>> BEGIN Records for this exercise

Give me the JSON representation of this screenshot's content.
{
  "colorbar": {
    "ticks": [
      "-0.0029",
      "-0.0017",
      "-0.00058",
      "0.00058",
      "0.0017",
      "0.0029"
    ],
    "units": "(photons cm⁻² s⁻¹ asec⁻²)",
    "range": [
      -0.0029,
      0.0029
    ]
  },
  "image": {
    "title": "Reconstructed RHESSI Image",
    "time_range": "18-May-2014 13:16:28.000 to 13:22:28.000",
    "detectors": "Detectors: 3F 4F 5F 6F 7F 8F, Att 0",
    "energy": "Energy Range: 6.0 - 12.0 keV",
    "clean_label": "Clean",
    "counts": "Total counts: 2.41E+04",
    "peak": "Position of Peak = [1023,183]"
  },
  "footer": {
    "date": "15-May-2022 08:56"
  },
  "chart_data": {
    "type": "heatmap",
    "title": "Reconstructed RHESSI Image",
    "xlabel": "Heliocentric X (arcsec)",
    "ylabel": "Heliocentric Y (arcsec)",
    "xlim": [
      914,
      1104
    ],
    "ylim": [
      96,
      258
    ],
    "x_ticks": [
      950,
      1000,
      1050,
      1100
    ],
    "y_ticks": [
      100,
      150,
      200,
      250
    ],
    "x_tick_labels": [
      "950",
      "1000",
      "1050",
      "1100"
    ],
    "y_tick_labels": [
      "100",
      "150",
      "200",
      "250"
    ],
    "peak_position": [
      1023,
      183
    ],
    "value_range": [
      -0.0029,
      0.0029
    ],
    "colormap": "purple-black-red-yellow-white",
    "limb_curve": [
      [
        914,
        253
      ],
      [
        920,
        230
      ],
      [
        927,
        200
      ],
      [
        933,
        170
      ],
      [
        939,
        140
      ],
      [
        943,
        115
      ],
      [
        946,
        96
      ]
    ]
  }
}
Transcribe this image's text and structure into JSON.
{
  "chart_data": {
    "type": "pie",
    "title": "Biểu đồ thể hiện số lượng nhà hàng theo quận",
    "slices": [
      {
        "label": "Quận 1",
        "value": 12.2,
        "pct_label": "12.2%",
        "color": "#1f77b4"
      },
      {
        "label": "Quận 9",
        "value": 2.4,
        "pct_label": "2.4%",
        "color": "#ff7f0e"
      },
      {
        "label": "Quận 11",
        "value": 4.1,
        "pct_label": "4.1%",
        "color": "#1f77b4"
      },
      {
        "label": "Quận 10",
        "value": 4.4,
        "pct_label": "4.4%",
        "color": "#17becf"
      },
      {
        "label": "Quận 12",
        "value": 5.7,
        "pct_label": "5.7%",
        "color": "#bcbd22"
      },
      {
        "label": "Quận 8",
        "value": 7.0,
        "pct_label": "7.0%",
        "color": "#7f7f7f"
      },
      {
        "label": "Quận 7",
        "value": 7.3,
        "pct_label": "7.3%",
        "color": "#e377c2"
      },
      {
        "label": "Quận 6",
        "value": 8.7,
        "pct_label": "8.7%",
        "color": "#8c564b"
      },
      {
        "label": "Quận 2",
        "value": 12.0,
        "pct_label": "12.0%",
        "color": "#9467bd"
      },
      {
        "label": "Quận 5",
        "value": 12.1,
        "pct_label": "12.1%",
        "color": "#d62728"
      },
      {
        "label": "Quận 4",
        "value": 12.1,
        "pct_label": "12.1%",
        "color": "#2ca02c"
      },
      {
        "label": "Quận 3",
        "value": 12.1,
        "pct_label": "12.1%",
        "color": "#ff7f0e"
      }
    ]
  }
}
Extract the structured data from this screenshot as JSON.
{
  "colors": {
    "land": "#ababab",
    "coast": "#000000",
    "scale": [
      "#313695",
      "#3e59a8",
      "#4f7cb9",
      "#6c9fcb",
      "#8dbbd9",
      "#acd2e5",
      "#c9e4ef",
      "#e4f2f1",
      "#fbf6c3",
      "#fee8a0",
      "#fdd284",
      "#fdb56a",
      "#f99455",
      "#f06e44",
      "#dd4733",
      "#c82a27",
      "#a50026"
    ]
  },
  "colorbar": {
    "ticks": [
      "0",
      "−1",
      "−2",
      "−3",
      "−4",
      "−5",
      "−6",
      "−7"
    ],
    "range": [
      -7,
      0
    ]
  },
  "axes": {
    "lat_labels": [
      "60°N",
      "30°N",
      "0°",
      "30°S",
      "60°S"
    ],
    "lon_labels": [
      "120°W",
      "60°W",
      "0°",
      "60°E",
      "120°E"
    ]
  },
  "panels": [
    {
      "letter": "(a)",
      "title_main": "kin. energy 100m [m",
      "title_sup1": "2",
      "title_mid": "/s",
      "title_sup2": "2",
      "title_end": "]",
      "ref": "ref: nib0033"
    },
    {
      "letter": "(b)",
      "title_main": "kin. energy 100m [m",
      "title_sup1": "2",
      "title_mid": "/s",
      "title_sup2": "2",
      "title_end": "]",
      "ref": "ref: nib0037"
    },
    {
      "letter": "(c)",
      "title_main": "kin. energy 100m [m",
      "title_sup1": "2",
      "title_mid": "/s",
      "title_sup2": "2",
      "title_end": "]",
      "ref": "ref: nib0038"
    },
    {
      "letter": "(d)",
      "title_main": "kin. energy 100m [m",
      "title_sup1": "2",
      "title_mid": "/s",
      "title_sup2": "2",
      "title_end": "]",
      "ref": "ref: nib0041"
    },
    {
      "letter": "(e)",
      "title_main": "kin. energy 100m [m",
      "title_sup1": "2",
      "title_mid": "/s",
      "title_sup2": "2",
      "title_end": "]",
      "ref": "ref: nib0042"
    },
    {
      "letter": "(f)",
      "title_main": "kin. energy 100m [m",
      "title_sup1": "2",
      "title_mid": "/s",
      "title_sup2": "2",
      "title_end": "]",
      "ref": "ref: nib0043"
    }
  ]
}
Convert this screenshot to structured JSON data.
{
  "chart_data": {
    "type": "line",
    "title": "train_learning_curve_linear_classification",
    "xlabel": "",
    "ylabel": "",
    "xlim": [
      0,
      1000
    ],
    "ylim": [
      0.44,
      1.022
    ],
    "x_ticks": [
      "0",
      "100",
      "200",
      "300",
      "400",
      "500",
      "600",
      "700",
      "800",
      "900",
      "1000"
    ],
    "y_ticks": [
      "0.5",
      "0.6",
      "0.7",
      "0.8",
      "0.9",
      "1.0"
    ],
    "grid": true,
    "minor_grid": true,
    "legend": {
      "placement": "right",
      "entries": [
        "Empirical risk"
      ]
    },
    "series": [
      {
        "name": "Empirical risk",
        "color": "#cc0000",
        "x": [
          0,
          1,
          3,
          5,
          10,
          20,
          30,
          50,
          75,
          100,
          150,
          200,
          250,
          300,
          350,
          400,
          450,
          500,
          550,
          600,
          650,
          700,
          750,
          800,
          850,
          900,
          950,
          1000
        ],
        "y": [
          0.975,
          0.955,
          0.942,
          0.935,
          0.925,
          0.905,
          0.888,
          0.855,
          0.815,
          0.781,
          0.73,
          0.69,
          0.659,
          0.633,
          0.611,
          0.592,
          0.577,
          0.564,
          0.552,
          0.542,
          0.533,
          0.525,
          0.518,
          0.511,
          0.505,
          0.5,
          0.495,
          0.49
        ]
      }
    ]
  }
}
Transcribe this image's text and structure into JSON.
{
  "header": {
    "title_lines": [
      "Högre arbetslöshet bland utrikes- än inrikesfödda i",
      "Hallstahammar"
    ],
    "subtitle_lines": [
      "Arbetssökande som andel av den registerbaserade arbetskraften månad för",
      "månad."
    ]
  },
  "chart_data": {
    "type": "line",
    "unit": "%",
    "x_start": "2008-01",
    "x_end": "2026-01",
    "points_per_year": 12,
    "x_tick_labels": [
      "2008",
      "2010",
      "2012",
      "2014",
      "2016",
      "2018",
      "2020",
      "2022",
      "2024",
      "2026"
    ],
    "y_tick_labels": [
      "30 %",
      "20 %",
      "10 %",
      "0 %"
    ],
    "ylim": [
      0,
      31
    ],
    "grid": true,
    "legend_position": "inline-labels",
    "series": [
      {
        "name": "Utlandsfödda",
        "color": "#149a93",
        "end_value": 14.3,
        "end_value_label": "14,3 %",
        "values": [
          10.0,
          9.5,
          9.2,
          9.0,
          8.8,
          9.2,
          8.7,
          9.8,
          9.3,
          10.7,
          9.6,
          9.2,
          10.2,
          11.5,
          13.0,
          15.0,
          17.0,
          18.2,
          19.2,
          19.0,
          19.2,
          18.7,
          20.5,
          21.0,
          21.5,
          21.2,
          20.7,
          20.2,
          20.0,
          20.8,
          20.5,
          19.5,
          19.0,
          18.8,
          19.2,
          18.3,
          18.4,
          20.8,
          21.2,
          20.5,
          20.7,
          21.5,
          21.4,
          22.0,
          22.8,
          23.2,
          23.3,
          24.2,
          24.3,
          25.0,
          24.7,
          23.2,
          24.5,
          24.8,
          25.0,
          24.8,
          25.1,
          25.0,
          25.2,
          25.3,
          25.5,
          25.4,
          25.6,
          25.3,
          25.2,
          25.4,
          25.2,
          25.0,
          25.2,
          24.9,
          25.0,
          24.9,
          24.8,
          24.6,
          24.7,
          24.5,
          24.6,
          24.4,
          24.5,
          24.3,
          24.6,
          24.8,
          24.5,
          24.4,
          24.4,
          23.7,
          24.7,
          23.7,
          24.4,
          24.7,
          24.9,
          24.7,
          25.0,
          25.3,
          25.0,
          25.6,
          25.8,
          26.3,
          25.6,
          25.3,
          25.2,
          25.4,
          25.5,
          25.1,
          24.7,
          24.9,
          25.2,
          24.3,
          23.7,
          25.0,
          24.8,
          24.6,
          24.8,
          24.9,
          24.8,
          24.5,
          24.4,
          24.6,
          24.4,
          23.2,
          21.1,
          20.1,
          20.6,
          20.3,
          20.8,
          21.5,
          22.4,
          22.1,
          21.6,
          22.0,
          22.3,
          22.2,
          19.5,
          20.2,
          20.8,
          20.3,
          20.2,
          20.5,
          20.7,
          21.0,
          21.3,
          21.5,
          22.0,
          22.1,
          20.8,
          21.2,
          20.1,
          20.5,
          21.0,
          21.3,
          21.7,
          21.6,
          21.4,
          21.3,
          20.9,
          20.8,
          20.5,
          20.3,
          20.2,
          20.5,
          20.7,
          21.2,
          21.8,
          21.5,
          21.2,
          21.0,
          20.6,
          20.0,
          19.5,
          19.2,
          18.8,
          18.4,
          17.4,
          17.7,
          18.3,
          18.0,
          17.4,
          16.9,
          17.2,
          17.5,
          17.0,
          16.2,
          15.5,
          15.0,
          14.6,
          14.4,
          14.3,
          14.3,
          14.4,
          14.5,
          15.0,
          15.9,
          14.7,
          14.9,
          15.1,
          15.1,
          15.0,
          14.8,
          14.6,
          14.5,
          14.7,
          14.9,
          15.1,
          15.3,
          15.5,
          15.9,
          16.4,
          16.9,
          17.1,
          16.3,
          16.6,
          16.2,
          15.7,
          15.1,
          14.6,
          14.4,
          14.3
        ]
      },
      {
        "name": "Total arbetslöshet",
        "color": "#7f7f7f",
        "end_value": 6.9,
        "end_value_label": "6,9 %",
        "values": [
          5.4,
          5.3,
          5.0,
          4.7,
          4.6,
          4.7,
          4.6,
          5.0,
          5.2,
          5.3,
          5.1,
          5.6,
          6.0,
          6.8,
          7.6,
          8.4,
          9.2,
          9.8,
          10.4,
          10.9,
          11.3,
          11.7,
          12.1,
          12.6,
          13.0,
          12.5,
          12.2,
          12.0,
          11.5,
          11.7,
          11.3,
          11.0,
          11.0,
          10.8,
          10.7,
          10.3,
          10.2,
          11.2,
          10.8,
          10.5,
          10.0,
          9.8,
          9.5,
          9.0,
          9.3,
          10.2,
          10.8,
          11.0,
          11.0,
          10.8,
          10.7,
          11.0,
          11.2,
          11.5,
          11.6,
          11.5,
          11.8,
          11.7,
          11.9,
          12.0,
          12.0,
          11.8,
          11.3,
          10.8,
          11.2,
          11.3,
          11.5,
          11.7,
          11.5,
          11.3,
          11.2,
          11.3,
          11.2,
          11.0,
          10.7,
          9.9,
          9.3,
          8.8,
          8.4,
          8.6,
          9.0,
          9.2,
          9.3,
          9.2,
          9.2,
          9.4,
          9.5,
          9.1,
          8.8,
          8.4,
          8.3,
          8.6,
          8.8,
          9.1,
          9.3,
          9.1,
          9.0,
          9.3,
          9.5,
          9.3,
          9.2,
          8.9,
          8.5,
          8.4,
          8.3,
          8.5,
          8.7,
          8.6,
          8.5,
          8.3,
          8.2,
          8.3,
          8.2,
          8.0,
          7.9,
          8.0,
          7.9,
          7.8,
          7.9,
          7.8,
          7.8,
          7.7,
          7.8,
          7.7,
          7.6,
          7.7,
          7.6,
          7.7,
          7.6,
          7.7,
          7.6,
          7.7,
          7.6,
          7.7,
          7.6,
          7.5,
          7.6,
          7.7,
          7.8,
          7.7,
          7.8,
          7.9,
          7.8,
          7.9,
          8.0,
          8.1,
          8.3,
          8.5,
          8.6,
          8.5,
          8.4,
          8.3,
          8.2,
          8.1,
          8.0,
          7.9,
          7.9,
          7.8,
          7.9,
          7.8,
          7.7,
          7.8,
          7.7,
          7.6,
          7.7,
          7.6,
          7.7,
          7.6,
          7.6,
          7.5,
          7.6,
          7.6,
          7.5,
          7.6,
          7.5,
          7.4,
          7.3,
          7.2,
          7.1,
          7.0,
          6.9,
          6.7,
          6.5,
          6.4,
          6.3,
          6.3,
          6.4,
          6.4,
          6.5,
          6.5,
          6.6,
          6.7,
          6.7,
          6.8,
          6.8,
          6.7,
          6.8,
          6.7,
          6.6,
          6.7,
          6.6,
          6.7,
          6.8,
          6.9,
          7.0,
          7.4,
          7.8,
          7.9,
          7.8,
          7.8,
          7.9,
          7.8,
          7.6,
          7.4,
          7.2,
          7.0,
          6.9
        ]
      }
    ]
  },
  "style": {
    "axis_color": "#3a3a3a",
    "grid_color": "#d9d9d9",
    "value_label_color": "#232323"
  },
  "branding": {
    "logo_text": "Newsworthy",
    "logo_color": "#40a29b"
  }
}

>> END Records for this exercise

Goal — In the listing, how many lines hold "Heliocentric"? Answer with a bare number.

Answer to this problem — 2